**Dataset extract:**
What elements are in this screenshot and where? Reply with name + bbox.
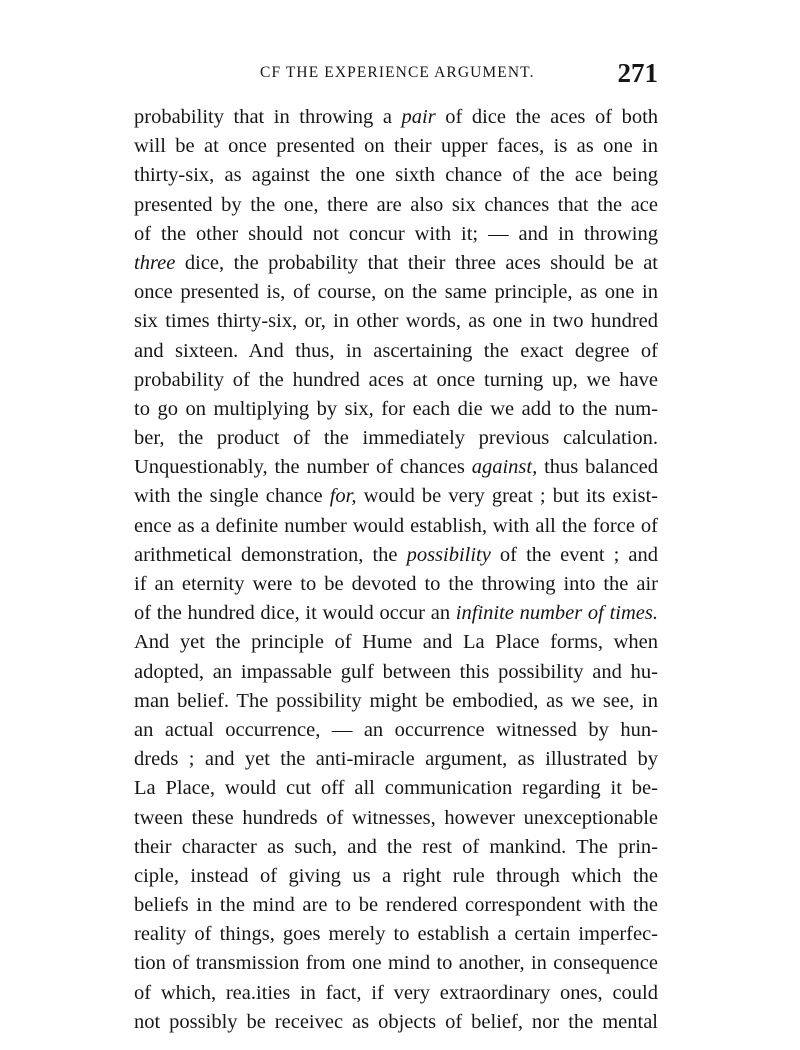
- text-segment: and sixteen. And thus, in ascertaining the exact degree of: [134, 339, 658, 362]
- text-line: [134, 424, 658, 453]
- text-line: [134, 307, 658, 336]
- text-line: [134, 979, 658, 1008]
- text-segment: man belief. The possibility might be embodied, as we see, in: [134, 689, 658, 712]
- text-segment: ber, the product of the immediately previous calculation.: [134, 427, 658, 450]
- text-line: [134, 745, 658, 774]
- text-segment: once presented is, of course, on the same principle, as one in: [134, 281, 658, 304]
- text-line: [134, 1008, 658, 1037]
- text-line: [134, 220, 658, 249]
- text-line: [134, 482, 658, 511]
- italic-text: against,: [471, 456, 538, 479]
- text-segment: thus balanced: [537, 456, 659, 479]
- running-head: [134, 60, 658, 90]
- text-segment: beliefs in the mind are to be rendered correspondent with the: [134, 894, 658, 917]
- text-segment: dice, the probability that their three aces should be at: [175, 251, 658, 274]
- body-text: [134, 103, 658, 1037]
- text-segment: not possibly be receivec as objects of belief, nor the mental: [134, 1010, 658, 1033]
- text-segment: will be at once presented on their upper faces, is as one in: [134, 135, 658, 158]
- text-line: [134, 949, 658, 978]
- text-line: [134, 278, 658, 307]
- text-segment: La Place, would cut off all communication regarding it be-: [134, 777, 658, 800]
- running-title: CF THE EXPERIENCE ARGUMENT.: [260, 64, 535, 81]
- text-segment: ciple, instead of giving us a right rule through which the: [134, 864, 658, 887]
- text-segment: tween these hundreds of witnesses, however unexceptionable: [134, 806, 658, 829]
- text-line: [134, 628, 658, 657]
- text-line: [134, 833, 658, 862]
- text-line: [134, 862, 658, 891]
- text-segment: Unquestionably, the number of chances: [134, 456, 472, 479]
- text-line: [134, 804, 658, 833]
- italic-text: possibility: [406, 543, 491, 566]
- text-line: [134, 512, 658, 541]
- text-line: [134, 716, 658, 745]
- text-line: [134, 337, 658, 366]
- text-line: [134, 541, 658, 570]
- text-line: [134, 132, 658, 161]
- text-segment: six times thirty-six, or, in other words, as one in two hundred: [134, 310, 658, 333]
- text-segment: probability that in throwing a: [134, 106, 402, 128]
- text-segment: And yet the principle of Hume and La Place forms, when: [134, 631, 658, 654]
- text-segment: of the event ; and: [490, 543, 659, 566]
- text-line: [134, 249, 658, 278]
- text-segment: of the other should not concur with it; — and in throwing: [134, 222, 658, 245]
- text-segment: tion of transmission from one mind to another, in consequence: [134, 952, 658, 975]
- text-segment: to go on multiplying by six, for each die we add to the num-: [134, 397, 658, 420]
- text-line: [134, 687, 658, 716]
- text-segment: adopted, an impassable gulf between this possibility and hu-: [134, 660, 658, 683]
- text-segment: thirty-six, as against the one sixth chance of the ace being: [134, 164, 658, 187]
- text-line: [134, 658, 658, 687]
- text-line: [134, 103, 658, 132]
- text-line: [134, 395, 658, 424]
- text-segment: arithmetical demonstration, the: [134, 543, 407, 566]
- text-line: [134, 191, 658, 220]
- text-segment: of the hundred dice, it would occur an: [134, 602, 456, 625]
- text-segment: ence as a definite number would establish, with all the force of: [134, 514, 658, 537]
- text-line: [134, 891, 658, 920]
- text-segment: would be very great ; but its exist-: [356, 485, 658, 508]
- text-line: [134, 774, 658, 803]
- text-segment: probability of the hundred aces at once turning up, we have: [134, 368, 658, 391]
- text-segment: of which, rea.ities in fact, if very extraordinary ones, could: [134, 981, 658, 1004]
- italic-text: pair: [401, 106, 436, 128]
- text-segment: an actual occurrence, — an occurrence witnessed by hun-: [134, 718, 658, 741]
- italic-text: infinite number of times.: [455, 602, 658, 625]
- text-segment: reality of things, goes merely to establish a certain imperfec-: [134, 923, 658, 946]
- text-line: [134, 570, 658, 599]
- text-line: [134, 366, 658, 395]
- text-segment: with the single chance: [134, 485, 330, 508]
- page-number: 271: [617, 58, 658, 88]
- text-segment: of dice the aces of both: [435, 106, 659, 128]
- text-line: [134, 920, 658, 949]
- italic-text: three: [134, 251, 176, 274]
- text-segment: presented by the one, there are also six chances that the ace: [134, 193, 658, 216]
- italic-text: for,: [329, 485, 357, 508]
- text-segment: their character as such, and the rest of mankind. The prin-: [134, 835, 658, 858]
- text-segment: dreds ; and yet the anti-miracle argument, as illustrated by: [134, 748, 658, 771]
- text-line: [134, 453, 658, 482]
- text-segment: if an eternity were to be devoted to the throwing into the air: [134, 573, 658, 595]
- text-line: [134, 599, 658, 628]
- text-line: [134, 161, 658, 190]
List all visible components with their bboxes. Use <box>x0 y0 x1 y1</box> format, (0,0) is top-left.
==
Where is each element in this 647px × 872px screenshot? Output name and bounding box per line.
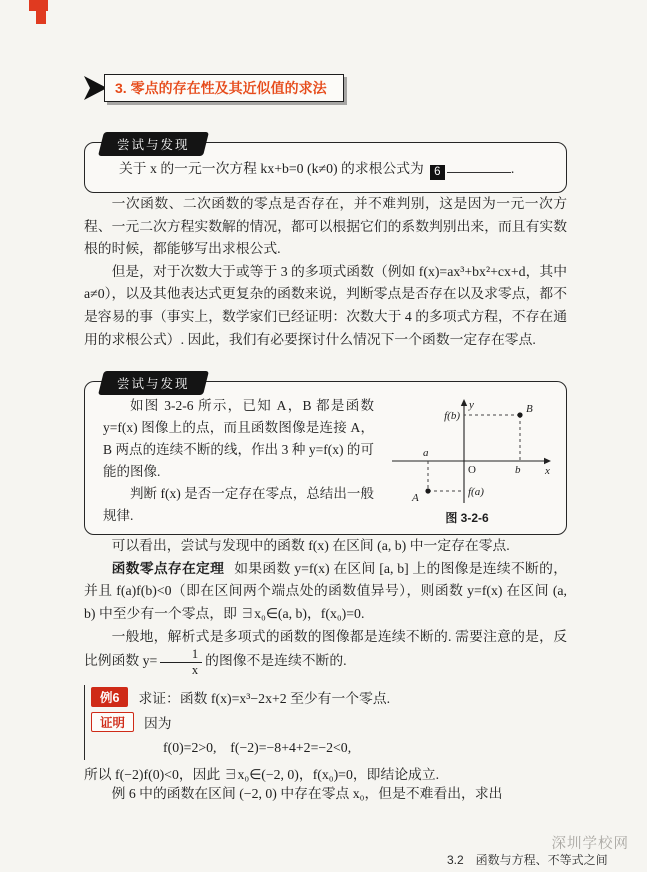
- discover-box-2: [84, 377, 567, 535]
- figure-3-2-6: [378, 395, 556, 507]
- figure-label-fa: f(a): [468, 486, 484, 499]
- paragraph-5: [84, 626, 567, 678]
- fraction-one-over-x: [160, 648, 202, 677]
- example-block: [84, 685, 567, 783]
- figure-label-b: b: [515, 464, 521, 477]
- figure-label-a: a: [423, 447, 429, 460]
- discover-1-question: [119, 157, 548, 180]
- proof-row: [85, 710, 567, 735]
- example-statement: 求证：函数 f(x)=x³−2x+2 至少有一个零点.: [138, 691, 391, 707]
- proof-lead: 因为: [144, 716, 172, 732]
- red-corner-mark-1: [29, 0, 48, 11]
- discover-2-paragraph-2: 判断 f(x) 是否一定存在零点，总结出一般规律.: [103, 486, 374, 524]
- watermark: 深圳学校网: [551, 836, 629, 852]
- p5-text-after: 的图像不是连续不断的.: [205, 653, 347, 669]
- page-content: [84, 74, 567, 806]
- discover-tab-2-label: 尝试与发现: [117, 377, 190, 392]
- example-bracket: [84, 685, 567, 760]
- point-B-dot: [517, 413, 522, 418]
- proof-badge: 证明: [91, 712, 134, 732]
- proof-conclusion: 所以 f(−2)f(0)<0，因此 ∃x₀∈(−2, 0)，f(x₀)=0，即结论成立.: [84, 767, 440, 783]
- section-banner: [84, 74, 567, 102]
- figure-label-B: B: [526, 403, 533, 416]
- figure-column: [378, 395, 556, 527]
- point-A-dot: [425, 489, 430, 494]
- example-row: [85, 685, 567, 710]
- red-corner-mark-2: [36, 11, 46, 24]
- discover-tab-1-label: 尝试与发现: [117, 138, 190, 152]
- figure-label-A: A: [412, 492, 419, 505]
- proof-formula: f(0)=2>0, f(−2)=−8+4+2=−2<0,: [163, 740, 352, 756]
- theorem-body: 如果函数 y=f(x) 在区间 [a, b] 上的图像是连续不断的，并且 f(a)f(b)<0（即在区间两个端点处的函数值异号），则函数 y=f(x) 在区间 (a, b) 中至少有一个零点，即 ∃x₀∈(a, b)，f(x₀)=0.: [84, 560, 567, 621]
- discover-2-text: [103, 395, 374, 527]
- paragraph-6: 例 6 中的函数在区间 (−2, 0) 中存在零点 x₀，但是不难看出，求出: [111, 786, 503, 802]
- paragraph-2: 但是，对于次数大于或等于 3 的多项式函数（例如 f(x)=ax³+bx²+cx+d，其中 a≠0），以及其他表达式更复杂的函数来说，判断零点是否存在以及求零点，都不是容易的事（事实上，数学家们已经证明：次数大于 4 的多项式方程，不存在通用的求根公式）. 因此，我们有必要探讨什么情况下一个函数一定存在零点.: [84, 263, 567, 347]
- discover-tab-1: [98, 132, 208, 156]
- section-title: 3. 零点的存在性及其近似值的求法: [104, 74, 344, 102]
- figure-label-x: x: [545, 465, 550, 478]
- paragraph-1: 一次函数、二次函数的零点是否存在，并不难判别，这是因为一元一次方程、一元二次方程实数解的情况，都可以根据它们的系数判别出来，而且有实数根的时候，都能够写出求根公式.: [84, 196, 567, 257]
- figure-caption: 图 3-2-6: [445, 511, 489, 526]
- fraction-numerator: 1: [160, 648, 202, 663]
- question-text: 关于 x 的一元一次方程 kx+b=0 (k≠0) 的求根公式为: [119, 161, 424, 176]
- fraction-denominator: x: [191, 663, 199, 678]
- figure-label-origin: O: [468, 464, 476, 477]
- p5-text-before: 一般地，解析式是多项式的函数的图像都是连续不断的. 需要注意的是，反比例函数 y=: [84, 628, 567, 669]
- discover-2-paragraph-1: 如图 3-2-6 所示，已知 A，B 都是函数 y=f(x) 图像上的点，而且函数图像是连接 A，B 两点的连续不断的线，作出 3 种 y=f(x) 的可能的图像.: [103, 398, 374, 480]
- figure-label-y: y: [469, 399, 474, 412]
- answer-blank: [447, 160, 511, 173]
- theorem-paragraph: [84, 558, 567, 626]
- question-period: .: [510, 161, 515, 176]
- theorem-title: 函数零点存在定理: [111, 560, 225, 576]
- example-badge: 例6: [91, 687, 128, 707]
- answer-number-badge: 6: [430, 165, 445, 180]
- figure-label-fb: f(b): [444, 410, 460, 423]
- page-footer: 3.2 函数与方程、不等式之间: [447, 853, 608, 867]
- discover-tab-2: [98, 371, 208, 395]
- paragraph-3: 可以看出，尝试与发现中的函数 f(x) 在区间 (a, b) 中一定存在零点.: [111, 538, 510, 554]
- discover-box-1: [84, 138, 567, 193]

**What you should do:**
Pull out every line of the material that contains the string "chances" and copy each one in full. Uppercase and lowercase count as different.

**Solution to the exercise:**
- text-segment: Unquestionably, the number of chances: [134, 456, 472, 479]
- text-segment: presented by the one, there are also six chances that the ace: [134, 193, 658, 216]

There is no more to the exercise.